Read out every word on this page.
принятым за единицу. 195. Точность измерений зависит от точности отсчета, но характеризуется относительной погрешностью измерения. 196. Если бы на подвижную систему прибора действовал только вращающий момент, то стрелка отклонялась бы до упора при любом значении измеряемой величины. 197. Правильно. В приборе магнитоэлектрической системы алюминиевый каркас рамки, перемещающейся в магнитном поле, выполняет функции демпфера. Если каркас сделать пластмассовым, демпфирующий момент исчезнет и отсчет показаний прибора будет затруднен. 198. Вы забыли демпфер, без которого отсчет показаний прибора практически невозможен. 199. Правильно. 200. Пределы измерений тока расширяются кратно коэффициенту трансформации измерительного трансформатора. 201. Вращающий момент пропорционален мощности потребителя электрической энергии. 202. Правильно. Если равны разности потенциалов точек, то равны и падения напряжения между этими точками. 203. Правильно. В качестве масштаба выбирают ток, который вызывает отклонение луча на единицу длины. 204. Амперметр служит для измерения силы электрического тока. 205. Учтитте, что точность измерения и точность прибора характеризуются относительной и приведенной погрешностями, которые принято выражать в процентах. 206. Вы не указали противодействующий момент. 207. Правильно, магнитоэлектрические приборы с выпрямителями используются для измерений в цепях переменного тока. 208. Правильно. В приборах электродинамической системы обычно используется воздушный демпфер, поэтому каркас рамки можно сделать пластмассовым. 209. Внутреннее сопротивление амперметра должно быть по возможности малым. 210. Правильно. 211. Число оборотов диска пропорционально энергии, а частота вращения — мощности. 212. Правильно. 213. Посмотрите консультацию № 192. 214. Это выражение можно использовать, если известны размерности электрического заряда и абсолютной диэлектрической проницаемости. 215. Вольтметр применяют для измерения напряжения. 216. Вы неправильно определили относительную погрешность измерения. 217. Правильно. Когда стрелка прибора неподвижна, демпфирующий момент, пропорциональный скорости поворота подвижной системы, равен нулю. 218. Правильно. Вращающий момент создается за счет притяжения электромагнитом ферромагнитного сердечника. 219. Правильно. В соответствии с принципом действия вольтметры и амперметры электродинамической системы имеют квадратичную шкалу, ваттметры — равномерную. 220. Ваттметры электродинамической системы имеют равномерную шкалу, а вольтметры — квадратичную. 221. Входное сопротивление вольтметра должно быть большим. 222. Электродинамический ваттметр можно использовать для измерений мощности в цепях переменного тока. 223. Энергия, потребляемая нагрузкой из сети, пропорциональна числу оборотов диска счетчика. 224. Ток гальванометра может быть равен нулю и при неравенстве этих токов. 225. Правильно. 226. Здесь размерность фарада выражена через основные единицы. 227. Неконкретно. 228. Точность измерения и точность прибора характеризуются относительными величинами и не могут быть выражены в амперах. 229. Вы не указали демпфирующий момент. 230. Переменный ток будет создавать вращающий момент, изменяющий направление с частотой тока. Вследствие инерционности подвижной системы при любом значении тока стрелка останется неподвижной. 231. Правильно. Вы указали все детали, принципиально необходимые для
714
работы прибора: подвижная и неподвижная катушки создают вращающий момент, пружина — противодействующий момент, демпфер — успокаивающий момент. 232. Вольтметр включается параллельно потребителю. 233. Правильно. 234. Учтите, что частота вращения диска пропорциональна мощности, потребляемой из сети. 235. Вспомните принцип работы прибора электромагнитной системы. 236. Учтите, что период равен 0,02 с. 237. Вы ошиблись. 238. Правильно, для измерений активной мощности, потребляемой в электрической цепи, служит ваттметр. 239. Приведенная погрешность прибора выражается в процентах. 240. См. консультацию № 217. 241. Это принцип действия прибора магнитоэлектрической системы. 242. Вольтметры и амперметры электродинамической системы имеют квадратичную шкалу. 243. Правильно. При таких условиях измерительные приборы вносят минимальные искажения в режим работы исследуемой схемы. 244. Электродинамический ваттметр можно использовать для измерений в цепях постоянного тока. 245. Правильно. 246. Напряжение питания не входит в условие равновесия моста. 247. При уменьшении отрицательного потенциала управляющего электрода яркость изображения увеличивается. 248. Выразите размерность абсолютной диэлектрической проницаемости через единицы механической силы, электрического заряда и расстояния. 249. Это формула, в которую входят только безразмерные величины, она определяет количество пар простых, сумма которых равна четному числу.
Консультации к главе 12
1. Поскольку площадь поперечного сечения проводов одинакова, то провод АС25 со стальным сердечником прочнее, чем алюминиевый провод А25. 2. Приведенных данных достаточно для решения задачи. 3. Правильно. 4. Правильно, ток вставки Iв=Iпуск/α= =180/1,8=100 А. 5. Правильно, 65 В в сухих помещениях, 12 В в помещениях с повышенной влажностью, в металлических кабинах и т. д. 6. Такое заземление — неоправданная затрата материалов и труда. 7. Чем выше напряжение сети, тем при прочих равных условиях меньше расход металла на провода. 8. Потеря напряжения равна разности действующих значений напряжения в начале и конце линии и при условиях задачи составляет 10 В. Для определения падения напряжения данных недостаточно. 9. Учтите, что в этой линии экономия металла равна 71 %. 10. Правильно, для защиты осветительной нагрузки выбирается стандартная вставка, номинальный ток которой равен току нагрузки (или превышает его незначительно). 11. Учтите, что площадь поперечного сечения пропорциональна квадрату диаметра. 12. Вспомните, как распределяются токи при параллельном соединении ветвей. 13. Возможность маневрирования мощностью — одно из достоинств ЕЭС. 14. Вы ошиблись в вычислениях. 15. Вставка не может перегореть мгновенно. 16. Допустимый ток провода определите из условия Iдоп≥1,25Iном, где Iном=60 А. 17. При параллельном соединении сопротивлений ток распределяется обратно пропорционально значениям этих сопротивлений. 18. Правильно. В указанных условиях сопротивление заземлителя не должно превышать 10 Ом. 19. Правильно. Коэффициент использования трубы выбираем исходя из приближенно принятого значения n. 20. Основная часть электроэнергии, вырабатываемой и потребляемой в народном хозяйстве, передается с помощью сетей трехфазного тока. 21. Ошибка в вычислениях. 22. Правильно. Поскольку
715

##############################

■ **Given problem**: Output the full listing exactly as it stands.

■ **Response to the task**:
Read out every word on this page.
принятым за единицу. 195. Точность измерений зависит от точности отсчета, но характеризуется относительной погрешностью измерения. 196. Если бы на подвижную систему прибора действовал только вращающий момент, то стрелка отклонялась бы до упора при любом значении измеряемой величины. 197. Правильно. В приборе магнитоэлектрической системы алюминиевый каркас рамки, перемещающейся в магнитном поле, выполняет функции демпфера. Если каркас сделать пластмассовым, демпфирующий момент исчезнет и отсчет показаний прибора будет затруднен. 198. Вы забыли демпфер, без которого отсчет показаний прибора практически невозможен. 199. Правильно. 200. Пределы измерений тока расширяются кратно коэффициенту трансформации измерительного трансформатора. 201. Вращающий момент пропорционален мощности потребителя электрической энергии. 202. Правильно. Если равны разности потенциалов точек, то равны и падения напряжения между этими точками. 203. Правильно. В качестве масштаба выбирают ток, который вызывает отклонение луча на единицу длины. 204. Амперметр служит для измерения силы электрического тока. 205. Учтитте, что точность измерения и точность прибора характеризуются относительной и приведенной погрешностями, которые принято выражать в процентах. 206. Вы не указали противодействующий момент. 207. Правильно, магнитоэлектрические приборы с выпрямителями используются для измерений в цепях переменного тока. 208. Правильно. В приборах электродинамической системы обычно используется воздушный демпфер, поэтому каркас рамки можно сделать пластмассовым. 209. Внутреннее сопротивление амперметра должно быть по возможности малым. 210. Правильно. 211. Число оборотов диска пропорционально энергии, а частота вращения — мощности. 212. Правильно. 213. Посмотрите консультацию № 192. 214. Это выражение можно использовать, если известны размерности электрического заряда и абсолютной диэлектрической проницаемости. 215. Вольтметр применяют для измерения напряжения. 216. Вы неправильно определили относительную погрешность измерения. 217. Правильно. Когда стрелка прибора неподвижна, демпфирующий момент, пропорциональный скорости поворота подвижной системы, равен нулю. 218. Правильно. Вращающий момент создается за счет притяжения электромагнитом ферромагнитного сердечника. 219. Правильно. В соответствии с принципом действия вольтметры и амперметры электродинамической системы имеют квадратичную шкалу, ваттметры — равномерную. 220. Ваттметры электродинамической системы имеют равномерную шкалу, а вольтметры — квадратичную. 221. Входное сопротивление вольтметра должно быть большим. 222. Электродинамический ваттметр можно использовать для измерений мощности в цепях переменного тока. 223. Энергия, потребляемая нагрузкой из сети, пропорциональна числу оборотов диска счетчика. 224. Ток гальванометра может быть равен нулю и при неравенстве этих токов. 225. Правильно. 226. Здесь размерность фарада выражена через основные единицы. 227. Неконкретно. 228. Точность измерения и точность прибора характеризуются относительными величинами и не могут быть выражены в амперах. 229. Вы не указали демпфирующий момент. 230. Переменный ток будет создавать вращающий момент, изменяющий направление с частотой тока. Вследствие инерционности подвижной системы при любом значении тока стрелка останется неподвижной. 231. Правильно. Вы указали все детали, принципиально необходимые для
714
работы прибора: подвижная и неподвижная катушки создают вращающий момент, пружина — противодействующий момент, демпфер — успокаивающий момент. 232. Вольтметр включается параллельно потребителю. 233. Правильно. 234. Учтите, что частота вращения диска пропорциональна мощности, потребляемой из сети. 235. Вспомните принцип работы прибора электромагнитной системы. 236. Учтите, что период равен 0,02 с. 237. Вы ошиблись. 238. Правильно, для измерений активной мощности, потребляемой в электрической цепи, служит ваттметр. 239. Приведенная погрешность прибора выражается в процентах. 240. См. консультацию № 217. 241. Это принцип действия прибора магнитоэлектрической системы. 242. Вольтметры и амперметры электродинамической системы имеют квадратичную шкалу. 243. Правильно. При таких условиях измерительные приборы вносят минимальные искажения в режим работы исследуемой схемы. 244. Электродинамический ваттметр можно использовать для измерений в цепях постоянного тока. 245. Правильно. 246. Напряжение питания не входит в условие равновесия моста. 247. При уменьшении отрицательного потенциала управляющего электрода яркость изображения увеличивается. 248. Выразите размерность абсолютной диэлектрической проницаемости через единицы механической силы, электрического заряда и расстояния. 249. Это формула, в которую входят только безразмерные величины, она определяет количество пар простых, сумма которых равна четному числу.
Консультации к главе 12
1. Поскольку площадь поперечного сечения проводов одинакова, то провод АС25 со стальным сердечником прочнее, чем алюминиевый провод А25. 2. Приведенных данных достаточно для решения задачи. 3. Правильно. 4. Правильно, ток вставки Iв=Iпуск/α= =180/1,8=100 А. 5. Правильно, 65 В в сухих помещениях, 12 В в помещениях с повышенной влажностью, в металлических кабинах и т. д. 6. Такое заземление — неоправданная затрата материалов и труда. 7. Чем выше напряжение сети, тем при прочих равных условиях меньше расход металла на провода. 8. Потеря напряжения равна разности действующих значений напряжения в начале и конце линии и при условиях задачи составляет 10 В. Для определения падения напряжения данных недостаточно. 9. Учтите, что в этой линии экономия металла равна 71 %. 10. Правильно, для защиты осветительной нагрузки выбирается стандартная вставка, номинальный ток которой равен току нагрузки (или превышает его незначительно). 11. Учтите, что площадь поперечного сечения пропорциональна квадрату диаметра. 12. Вспомните, как распределяются токи при параллельном соединении ветвей. 13. Возможность маневрирования мощностью — одно из достоинств ЕЭС. 14. Вы ошиблись в вычислениях. 15. Вставка не может перегореть мгновенно. 16. Допустимый ток провода определите из условия Iдоп≥1,25Iном, где Iном=60 А. 17. При параллельном соединении сопротивлений ток распределяется обратно пропорционально значениям этих сопротивлений. 18. Правильно. В указанных условиях сопротивление заземлителя не должно превышать 10 Ом. 19. Правильно. Коэффициент использования трубы выбираем исходя из приближенно принятого значения n. 20. Основная часть электроэнергии, вырабатываемой и потребляемой в народном хозяйстве, передается с помощью сетей трехфазного тока. 21. Ошибка в вычислениях. 22. Правильно. Поскольку
715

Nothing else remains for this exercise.